Exercise details
Could you copy every line from the material below in which "good" appears?

---------- Material provided

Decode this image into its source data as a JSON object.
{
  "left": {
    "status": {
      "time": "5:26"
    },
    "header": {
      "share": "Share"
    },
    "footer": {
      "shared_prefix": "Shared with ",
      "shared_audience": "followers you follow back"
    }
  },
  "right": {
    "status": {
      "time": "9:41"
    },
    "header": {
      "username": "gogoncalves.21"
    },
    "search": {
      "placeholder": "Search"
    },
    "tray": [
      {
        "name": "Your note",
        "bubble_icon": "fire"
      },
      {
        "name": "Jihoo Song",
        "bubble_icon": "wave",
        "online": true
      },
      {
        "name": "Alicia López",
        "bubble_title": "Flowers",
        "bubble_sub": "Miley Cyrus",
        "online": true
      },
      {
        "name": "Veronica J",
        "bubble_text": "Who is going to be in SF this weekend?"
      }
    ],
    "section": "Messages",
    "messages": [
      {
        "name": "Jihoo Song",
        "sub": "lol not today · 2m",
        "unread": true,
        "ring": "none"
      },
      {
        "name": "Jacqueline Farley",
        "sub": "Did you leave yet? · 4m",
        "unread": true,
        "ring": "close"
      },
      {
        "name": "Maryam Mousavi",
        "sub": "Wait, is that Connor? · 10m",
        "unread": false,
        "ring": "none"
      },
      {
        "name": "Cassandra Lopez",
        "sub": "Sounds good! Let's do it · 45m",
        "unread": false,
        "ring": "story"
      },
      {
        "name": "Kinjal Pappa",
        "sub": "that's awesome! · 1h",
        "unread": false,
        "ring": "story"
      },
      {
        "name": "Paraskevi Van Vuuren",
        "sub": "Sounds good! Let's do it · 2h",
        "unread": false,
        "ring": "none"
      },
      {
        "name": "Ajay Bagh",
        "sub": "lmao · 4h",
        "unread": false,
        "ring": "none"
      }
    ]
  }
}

--------------------

Output below
        "sub": "Sounds good! Let's do it · 45m",
        "sub": "Sounds good! Let's do it · 2h",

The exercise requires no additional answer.